DIRECTIONS FOR THIS TASK
Please answer these from the Quintet (1979) page:
(a) Who is credited with the music?
(b) Which actor plays Vivia?
(c) What 1992 Hollywood satire did Altman stage his comeback with?

PAGE
Quintet (1979) poster

Quintet (1979)

Rating:


USA. 1979.

Crew

Director/Producer – Robert Altman, Screenplay – Robert Altman, Frank Barhydt & Patricia Resnick, Story – Robert Altman, Patricia Resnick & Lionel Chetwynd, Photography – Jean Boffety, Music – Tom Pierson, Special Effects – Tom Fisher & John Thomas, Production Design – Leon Erickson. Production Company – Lion’s Gate/20th Century Fox.

Cast

Paul Newman (Essex), Fernando Rey (Grigor), Bibi Andersson (Ambrosia), Vittorio Gassman (St Christopher), Brigitte Fossey (Vivia), Nina Van Pallandt (Duca), David Langton (Goldstar), Tom Hill (Francha)


Plot

It is the future and the world has undergone another Ice Age. The seal hunter Essex comes out of the wilderness to visit his brother, bringing with him his wife Vivia who is one of the first women to become pregnant in a long time. In the decaying city, the bored populace spend their time playing the enigmatic dice game Quintet. Essex is invited to join a round of Quintet. However, while he is away getting wood for the fire, Vivia and the others are killed by a bomb blast. As Essex tries to stay alive, he seeks to understand the nature of Quintet in which people’s lives are forfeit when they lose.


Director Robert Altman (1925-2006) emerged in the early 1970s with acclaimed films such as M.A.S.H. (1970), Thieves Like Us (1971), McCabe and Mrs Miller (1971) and Nashville (1975). There Altman defined a distinctive style of dryer-than-dry humour, multi-stranded interweaving stories and affectedly naturalistic overlapping dialogue that seemed to happen in and around the main action. Although, at the same time as he was having these said hits, one must also remember that Altman was making bizarre experimental films such as the bafflingly absurdist Brewster McCloud (1971) about flying, angels and birds, and the identity-blurring surrealism of Images (1972) and 3 Women (1977).

By the end of the 1970s with successive flops like A Wedding (1978), A Perfect Couple (1979), Quintet and Popeye (1980), it appeared that the public’s taste for Robert Altman’s hits had been outweighed by those who had switched off in bafflement at his experiments. Over the next decade Altman became a weakened force, had developed a reputation with the studios as being difficult and cantankerous to work with and the 1980s is fairly much a dead zone as far as he is concerned. During this period, Altman was directing stage instead of film, moved to France for several years and then directed a series of very small budget experiments and films for cable television. Altman did however successfully stage a comeback in the 1990s with the hilarious Hollywood satire The Player (1992), followed by the likes of Short Cuts (1993), Pret-a-Porter (1994), Kansas City (1995) and Gosford Park (2001).

DATASET ENTRIES
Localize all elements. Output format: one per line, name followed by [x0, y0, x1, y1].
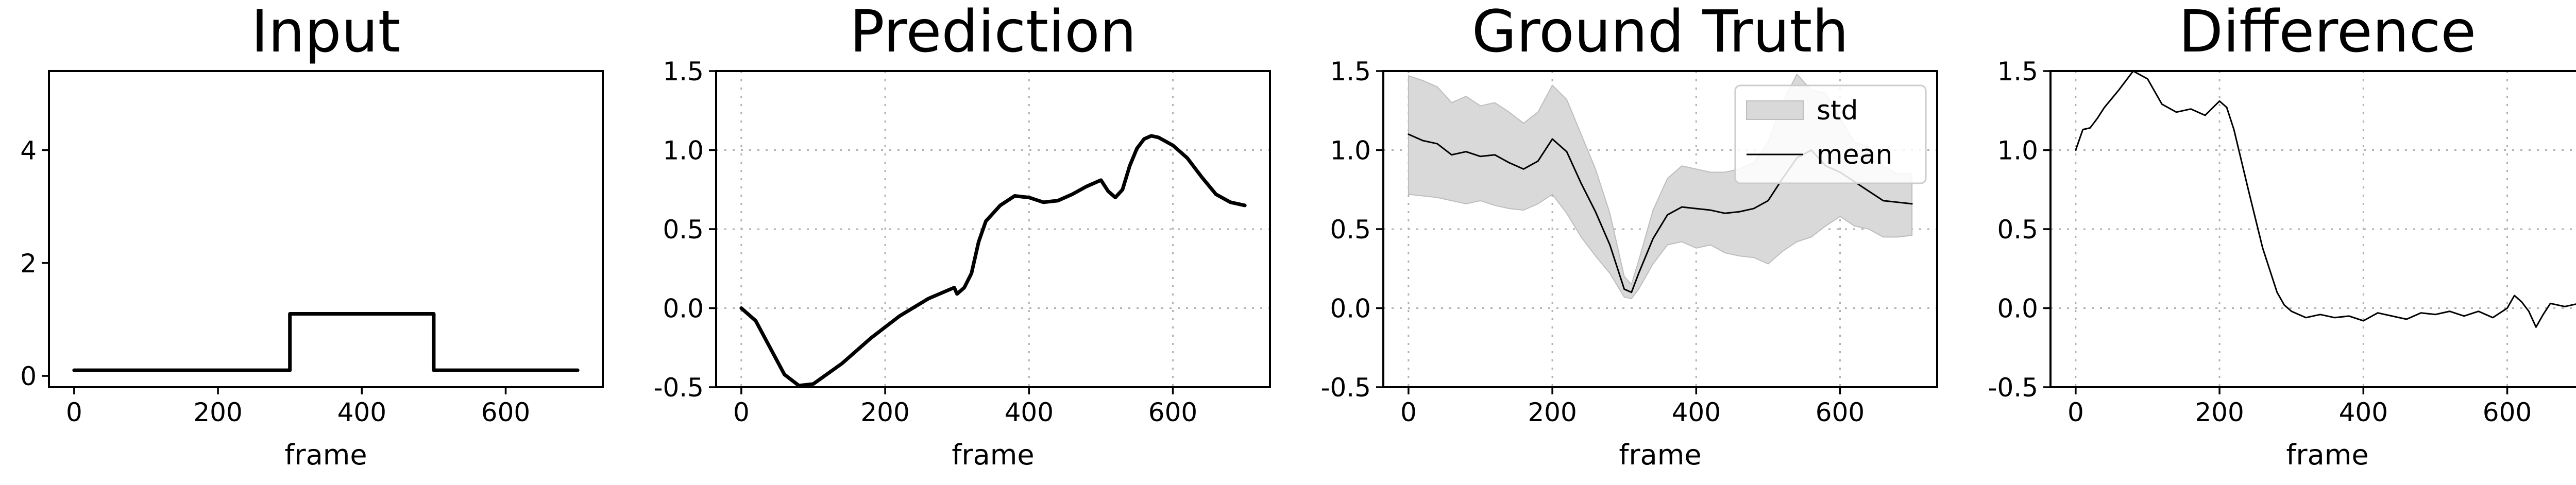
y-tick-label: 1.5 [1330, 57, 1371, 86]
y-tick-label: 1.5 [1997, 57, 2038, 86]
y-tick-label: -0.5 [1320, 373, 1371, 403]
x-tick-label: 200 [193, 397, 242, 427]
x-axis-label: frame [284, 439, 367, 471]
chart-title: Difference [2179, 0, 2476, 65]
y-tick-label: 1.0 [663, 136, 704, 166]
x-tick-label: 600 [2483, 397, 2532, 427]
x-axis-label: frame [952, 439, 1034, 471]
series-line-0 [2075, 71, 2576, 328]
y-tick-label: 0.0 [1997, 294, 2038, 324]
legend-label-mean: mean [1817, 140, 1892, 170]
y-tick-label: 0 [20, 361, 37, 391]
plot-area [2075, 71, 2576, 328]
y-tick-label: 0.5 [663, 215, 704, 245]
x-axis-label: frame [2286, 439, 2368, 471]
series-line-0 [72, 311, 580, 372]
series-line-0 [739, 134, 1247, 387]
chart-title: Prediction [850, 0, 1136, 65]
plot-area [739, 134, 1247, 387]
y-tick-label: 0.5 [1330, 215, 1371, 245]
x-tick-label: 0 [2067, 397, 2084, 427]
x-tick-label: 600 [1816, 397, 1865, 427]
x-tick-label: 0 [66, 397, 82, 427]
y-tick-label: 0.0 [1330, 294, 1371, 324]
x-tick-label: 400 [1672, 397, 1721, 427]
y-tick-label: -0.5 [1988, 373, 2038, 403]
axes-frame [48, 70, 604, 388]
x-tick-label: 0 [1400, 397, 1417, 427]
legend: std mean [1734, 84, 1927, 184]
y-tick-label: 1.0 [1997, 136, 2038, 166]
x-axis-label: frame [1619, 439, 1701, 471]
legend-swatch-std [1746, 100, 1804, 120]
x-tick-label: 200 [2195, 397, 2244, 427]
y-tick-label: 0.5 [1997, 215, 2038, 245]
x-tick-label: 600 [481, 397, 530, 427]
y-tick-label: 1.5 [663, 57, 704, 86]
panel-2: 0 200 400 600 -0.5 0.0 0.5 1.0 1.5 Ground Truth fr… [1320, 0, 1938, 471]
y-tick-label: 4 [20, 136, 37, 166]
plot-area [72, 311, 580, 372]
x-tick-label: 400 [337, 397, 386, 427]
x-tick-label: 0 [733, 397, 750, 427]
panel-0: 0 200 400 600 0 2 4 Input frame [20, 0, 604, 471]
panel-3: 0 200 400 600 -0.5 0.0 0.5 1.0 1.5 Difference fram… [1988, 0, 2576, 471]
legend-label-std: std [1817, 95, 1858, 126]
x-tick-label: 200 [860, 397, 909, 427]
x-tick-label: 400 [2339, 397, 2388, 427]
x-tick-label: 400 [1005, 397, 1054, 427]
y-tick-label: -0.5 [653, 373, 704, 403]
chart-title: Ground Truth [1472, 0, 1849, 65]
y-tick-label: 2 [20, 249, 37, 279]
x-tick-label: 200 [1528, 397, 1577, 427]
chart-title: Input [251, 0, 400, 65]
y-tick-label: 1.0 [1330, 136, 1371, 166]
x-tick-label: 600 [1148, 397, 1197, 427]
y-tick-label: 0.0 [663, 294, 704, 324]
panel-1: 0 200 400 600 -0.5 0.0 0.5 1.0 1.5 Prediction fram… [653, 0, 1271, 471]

EXERCISE RESPONSE
(a) Tom Pierson
(b) Brigitte Fossey
(c) The Player